[The exercise]
Nothing may be dropped or altered: reproduce all the data.

[Available records]
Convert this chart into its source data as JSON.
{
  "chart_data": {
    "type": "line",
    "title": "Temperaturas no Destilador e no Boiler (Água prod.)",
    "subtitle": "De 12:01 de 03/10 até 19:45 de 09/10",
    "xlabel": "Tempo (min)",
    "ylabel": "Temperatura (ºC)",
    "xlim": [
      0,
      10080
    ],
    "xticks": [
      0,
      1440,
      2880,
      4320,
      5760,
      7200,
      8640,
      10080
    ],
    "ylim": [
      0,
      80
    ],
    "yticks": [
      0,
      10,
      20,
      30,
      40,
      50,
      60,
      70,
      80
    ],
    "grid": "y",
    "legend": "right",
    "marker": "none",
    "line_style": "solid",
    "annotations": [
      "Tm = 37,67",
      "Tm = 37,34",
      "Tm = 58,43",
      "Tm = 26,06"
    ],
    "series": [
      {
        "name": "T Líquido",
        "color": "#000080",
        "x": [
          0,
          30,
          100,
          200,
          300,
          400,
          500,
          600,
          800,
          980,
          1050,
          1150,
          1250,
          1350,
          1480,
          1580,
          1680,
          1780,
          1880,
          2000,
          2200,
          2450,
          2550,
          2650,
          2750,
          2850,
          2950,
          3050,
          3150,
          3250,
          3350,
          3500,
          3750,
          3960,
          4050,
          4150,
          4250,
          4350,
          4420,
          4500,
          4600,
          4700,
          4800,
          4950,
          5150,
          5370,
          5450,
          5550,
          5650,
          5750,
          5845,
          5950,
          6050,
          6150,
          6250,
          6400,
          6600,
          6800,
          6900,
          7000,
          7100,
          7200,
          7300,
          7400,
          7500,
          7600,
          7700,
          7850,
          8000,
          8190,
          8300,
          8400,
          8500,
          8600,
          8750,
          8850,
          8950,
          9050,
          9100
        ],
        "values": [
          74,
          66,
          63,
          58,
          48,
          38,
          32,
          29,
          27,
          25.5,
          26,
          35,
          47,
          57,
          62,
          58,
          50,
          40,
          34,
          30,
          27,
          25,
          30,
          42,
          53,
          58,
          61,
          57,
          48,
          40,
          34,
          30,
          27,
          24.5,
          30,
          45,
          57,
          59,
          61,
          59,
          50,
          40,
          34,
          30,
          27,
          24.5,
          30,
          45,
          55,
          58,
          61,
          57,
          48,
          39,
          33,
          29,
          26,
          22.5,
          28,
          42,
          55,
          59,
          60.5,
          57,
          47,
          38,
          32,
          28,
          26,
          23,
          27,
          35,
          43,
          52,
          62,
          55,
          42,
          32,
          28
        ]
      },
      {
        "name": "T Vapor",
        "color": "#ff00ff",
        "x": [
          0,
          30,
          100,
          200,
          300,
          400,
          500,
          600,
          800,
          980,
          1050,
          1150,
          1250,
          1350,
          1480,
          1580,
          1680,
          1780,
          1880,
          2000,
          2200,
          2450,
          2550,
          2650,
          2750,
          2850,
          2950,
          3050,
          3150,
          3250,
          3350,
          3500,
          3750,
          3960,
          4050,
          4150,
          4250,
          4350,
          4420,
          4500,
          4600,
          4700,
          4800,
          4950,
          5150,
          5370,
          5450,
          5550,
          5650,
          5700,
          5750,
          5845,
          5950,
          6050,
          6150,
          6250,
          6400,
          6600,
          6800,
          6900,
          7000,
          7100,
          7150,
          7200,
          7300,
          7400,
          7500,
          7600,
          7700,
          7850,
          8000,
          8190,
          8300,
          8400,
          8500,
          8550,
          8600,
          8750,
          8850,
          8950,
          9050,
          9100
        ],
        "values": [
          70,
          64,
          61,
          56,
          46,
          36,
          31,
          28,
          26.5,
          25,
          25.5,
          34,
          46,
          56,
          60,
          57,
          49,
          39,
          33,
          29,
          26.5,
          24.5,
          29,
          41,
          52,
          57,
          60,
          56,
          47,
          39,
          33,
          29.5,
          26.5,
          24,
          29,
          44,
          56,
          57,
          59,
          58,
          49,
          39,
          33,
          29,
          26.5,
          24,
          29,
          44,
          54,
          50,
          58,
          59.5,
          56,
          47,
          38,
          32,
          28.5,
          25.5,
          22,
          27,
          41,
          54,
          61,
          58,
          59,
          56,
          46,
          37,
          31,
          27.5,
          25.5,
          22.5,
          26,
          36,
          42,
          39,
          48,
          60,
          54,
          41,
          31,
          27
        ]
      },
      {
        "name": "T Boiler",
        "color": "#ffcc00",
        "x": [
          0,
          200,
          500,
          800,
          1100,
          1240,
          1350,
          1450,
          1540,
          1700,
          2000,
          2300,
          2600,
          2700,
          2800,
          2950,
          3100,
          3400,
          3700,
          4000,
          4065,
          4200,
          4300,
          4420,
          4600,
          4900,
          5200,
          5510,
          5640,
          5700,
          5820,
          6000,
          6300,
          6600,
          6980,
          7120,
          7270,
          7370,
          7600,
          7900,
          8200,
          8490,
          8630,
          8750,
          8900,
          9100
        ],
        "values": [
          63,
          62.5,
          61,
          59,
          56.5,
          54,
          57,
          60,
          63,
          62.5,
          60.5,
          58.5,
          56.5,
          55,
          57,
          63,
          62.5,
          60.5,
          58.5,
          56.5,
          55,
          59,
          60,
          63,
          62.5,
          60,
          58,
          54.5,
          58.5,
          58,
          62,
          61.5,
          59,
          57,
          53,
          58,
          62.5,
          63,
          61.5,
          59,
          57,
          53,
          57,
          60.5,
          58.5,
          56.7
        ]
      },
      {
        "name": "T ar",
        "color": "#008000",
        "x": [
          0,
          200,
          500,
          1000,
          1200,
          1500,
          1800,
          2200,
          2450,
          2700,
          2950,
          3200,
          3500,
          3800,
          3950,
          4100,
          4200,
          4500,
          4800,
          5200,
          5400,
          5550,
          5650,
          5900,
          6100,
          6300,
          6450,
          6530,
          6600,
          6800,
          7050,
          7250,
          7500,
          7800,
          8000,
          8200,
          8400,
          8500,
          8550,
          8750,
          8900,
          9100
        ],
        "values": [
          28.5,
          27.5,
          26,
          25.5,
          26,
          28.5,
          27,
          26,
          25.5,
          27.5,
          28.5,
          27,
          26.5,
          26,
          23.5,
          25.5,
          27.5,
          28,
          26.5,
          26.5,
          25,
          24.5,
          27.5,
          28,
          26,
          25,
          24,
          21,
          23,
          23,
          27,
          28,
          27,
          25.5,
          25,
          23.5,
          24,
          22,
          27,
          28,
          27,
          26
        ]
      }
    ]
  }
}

[Output of the exercise]
Convert this chart into its source data as JSON.
{
  "chart_data": {
    "type": "line",
    "title": "Temperaturas no Destilador e no Boiler (Água prod.)",
    "subtitle": "De 12:01 de 03/10 até 19:45 de 09/10",
    "xlabel": "Tempo (min)",
    "ylabel": "Temperatura (ºC)",
    "xlim": [
      0,
      10080
    ],
    "xticks": [
      0,
      1440,
      2880,
      4320,
      5760,
      7200,
      8640,
      10080
    ],
    "ylim": [
      0,
      80
    ],
    "yticks": [
      0,
      10,
      20,
      30,
      40,
      50,
      60,
      70,
      80
    ],
    "grid": "y",
    "legend": "right",
    "marker": "none",
    "line_style": "solid",
    "annotations": [
      "Tm = 37,67",
      "Tm = 37,34",
      "Tm = 58,43",
      "Tm = 26,06"
    ],
    "series": [
      {
        "name": "T Líquido",
        "color": "#000080",
        "x": [
          0,
          30,
          100,
          200,
          300,
          400,
          500,
          600,
          800,
          980,
          1050,
          1150,
          1250,
          1350,
          1480,
          1580,
          1680,
          1780,
          1880,
          2000,
          2200,
          2450,
          2550,
          2650,
          2750,
          2850,
          2950,
          3050,
          3150,
          3250,
          3350,
          3500,
          3750,
          3960,
          4050,
          4150,
          4250,
          4350,
          4420,
          4500,
          4600,
          4700,
          4800,
          4950,
          5150,
          5370,
          5450,
          5550,
          5650,
          5750,
          5845,
          5950,
          6050,
          6150,
          6250,
          6400,
          6600,
          6800,
          6900,
          7000,
          7100,
          7200,
          7300,
          7400,
          7500,
          7600,
          7700,
          7850,
          8000,
          8190,
          8300,
          8400,
          8500,
          8600,
          8750,
          8850,
          8950,
          9050,
          9100
        ],
        "values": [
          74,
          66,
          63,
          58,
          48,
          38,
          32,
          29,
          27,
          25.5,
          26,
          35,
          47,
          57,
          62,
          58,
          50,
          40,
          34,
          30,
          27,
          25,
          30,
          42,
          53,
          58,
          61,
          57,
          48,
          40,
          34,
          30,
          27,
          24.5,
          30,
          45,
          57,
          59,
          61,
          59,
          50,
          40,
          34,
          30,
          27,
          24.5,
          30,
          45,
          55,
          58,
          61,
          57,
          48,
          39,
          33,
          29,
          26,
          22.5,
          28,
          42,
          55,
          59,
          60.5,
          57,
          47,
          38,
          32,
          28,
          26,
          23,
          27,
          35,
          43,
          52,
          62,
          55,
          42,
          32,
          28
        ]
      },
      {
        "name": "T Vapor",
        "color": "#ff00ff",
        "x": [
          0,
          30,
          100,
          200,
          300,
          400,
          500,
          600,
          800,
          980,
          1050,
          1150,
          1250,
          1350,
          1480,
          1580,
          1680,
          1780,
          1880,
          2000,
          2200,
          2450,
          2550,
          2650,
          2750,
          2850,
          2950,
          3050,
          3150,
          3250,
          3350,
          3500,
          3750,
          3960,
          4050,
          4150,
          4250,
          4350,
          4420,
          4500,
          4600,
          4700,
          4800,
          4950,
          5150,
          5370,
          5450,
          5550,
          5650,
          5700,
          5750,
          5845,
          5950,
          6050,
          6150,
          6250,
          6400,
          6600,
          6800,
          6900,
          7000,
          7100,
          7150,
          7200,
          7300,
          7400,
          7500,
          7600,
          7700,
          7850,
          8000,
          8190,
          8300,
          8400,
          8500,
          8550,
          8600,
          8750,
          8850,
          8950,
          9050,
          9100
        ],
        "values": [
          70,
          64,
          61,
          56,
          46,
          36,
          31,
          28,
          26.5,
          25,
          25.5,
          34,
          46,
          56,
          60,
          57,
          49,
          39,
          33,
          29,
          26.5,
          24.5,
          29,
          41,
          52,
          57,
          60,
          56,
          47,
          39,
          33,
          29.5,
          26.5,
          24,
          29,
          44,
          56,
          57,
          59,
          58,
          49,
          39,
          33,
          29,
          26.5,
          24,
          29,
          44,
          54,
          50,
          58,
          59.5,
          56,
          47,
          38,
          32,
          28.5,
          25.5,
          22,
          27,
          41,
          54,
          61,
          58,
          59,
          56,
          46,
          37,
          31,
          27.5,
          25.5,
          22.5,
          26,
          36,
          42,
          39,
          48,
          60,
          54,
          41,
          31,
          27
        ]
      },
      {
        "name": "T Boiler",
        "color": "#ffcc00",
        "x": [
          0,
          200,
          500,
          800,
          1100,
          1240,
          1350,
          1450,
          1540,
          1700,
          2000,
          2300,
          2600,
          2700,
          2800,
          2950,
          3100,
          3400,
          3700,
          4000,
          4065,
          4200,
          4300,
          4420,
          4600,
          4900,
          5200,
          5510,
          5640,
          5700,
          5820,
          6000,
          6300,
          6600,
          6980,
          7120,
          7270,
          7370,
          7600,
          7900,
          8200,
          8490,
          8630,
          8750,
          8900,
          9100
        ],
        "values": [
          63,
          62.5,
          61,
          59,
          56.5,
          54,
          57,
          60,
          63,
          62.5,
          60.5,
          58.5,
          56.5,
          55,
          57,
          63,
          62.5,
          60.5,
          58.5,
          56.5,
          55,
          59,
          60,
          63,
          62.5,
          60,
          58,
          54.5,
          58.5,
          58,
          62,
          61.5,
          59,
          57,
          53,
          58,
          62.5,
          63,
          61.5,
          59,
          57,
          53,
          57,
          60.5,
          58.5,
          56.7
        ]
      },
      {
        "name": "T ar",
        "color": "#008000",
        "x": [
          0,
          200,
          500,
          1000,
          1200,
          1500,
          1800,
          2200,
          2450,
          2700,
          2950,
          3200,
          3500,
          3800,
          3950,
          4100,
          4200,
          4500,
          4800,
          5200,
          5400,
          5550,
          5650,
          5900,
          6100,
          6300,
          6450,
          6530,
          6600,
          6800,
          7050,
          7250,
          7500,
          7800,
          8000,
          8200,
          8400,
          8500,
          8550,
          8750,
          8900,
          9100
        ],
        "values": [
          28.5,
          27.5,
          26,
          25.5,
          26,
          28.5,
          27,
          26,
          25.5,
          27.5,
          28.5,
          27,
          26.5,
          26,
          23.5,
          25.5,
          27.5,
          28,
          26.5,
          26.5,
          25,
          24.5,
          27.5,
          28,
          26,
          25,
          24,
          21,
          23,
          23,
          27,
          28,
          27,
          25.5,
          25,
          23.5,
          24,
          22,
          27,
          28,
          27,
          26
        ]
      }
    ]
  }
}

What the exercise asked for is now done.